■ THE REQUEST
The exercise asks you to copy every line below in which "IEEE" appears.

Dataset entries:
───

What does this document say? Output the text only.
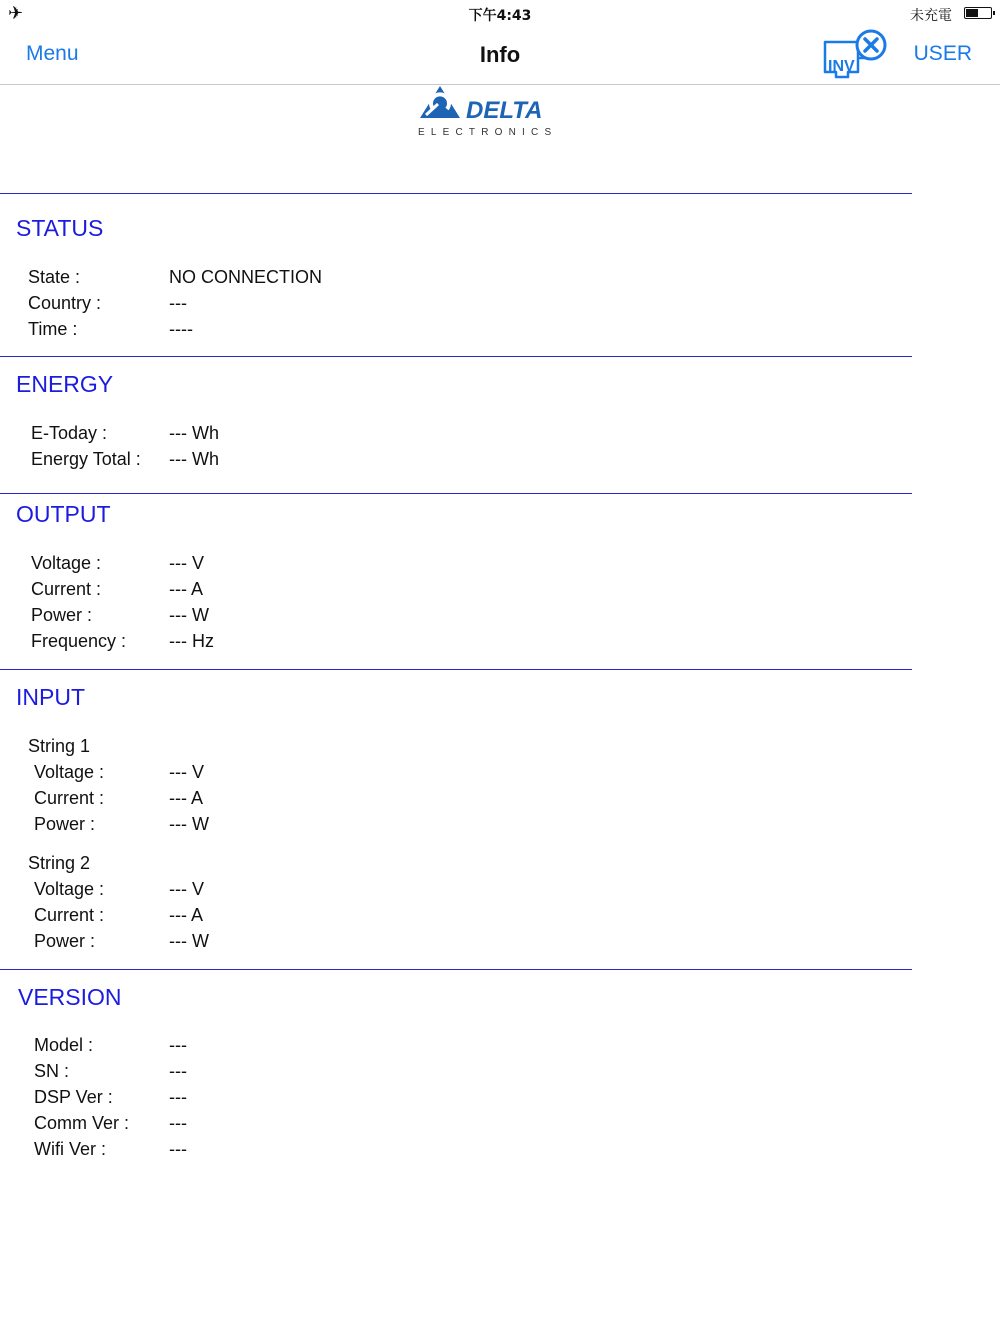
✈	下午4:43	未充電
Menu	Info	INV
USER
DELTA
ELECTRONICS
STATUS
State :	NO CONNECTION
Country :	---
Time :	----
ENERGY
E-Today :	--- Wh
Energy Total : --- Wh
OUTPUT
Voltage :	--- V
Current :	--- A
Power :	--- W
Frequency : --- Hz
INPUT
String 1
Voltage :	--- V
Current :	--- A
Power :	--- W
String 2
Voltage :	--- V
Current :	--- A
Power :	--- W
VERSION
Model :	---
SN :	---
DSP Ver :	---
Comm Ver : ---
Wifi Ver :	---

───

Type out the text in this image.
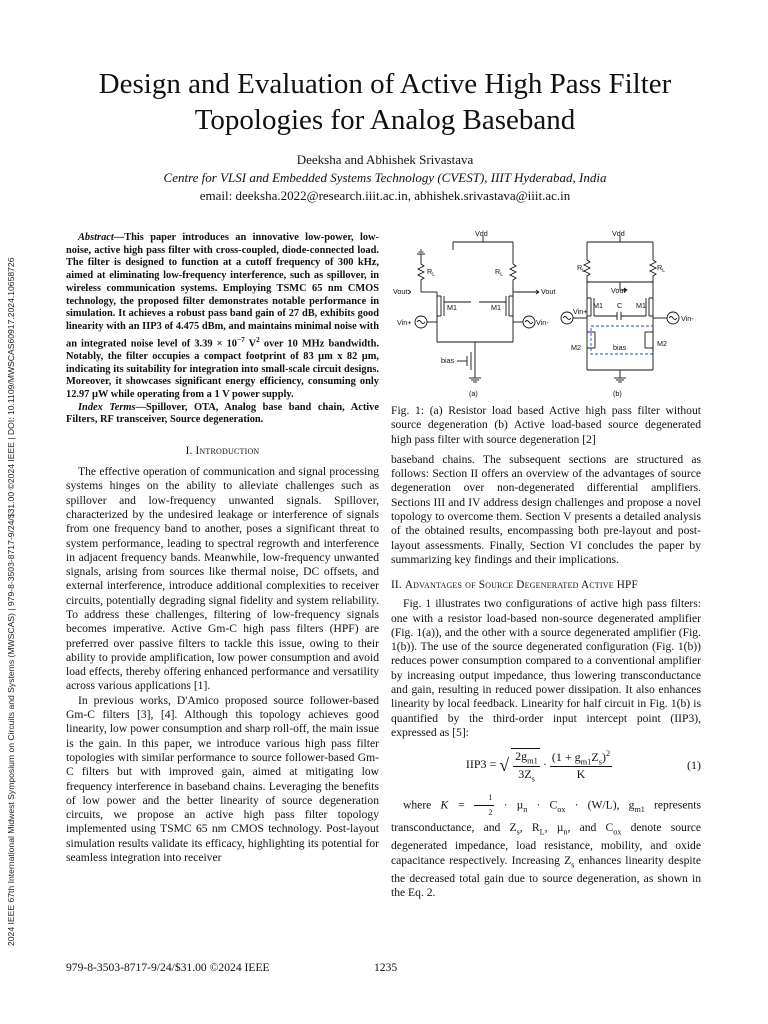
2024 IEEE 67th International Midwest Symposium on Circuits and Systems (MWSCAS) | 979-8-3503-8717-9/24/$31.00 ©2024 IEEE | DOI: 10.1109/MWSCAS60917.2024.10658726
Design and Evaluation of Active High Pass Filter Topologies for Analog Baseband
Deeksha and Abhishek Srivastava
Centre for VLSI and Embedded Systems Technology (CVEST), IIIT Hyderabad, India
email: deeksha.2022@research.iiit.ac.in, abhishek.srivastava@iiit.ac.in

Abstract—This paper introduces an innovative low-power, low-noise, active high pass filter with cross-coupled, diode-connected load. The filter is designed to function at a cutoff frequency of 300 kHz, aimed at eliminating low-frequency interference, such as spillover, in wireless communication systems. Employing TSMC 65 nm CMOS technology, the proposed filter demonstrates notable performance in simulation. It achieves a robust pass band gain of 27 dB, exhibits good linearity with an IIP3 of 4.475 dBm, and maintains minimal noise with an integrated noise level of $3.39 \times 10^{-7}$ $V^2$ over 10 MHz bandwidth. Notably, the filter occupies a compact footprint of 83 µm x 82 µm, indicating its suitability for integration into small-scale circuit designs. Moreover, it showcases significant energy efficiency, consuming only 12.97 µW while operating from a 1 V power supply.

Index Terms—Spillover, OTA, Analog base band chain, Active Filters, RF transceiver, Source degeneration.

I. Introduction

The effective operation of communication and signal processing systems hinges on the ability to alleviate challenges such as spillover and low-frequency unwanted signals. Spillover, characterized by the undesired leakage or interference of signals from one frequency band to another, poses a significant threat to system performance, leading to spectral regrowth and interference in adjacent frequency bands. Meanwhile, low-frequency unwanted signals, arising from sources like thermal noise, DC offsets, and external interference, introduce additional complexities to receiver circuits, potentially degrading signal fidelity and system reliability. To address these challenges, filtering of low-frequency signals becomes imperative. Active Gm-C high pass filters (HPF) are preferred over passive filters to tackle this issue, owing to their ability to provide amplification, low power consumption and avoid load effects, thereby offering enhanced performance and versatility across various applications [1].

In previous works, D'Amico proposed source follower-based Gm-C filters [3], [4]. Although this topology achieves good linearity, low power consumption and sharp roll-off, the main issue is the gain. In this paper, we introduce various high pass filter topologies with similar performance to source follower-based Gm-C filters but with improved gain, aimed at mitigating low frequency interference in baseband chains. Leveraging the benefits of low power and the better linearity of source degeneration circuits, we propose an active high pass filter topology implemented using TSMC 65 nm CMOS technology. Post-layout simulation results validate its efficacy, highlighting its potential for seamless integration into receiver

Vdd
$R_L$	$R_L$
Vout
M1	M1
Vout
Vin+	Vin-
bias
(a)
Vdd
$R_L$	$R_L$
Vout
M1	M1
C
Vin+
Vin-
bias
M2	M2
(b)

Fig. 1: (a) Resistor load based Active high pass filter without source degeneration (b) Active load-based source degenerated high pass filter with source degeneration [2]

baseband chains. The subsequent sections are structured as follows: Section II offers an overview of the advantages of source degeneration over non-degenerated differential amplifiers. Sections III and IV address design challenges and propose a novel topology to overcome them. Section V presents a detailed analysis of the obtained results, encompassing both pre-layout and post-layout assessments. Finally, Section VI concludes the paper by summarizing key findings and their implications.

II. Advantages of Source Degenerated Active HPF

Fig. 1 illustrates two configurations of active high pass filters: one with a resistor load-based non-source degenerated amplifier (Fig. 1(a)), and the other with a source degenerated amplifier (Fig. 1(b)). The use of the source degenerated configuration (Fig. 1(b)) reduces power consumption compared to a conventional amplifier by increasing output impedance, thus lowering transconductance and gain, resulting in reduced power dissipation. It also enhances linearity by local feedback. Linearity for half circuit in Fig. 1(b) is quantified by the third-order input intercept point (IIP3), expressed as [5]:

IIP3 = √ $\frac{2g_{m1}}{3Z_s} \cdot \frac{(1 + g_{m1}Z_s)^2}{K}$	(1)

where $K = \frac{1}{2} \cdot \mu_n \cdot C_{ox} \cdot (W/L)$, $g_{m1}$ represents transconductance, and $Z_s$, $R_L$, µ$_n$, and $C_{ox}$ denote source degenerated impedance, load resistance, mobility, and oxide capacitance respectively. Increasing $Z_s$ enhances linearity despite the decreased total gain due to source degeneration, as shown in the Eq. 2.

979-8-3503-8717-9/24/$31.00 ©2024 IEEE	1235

───

■ TASK RESPONSE
2024 IEEE 67th International Midwest Symposium on Circuits and Systems (MWSCAS) | 979-8-3503-8717-9/24/$31.00 ©2024 IEEE | DOI: 10.1109/MWSCAS60917.2024.10658726
979-8-3503-8717-9/24/$31.00 ©2024 IEEE	1235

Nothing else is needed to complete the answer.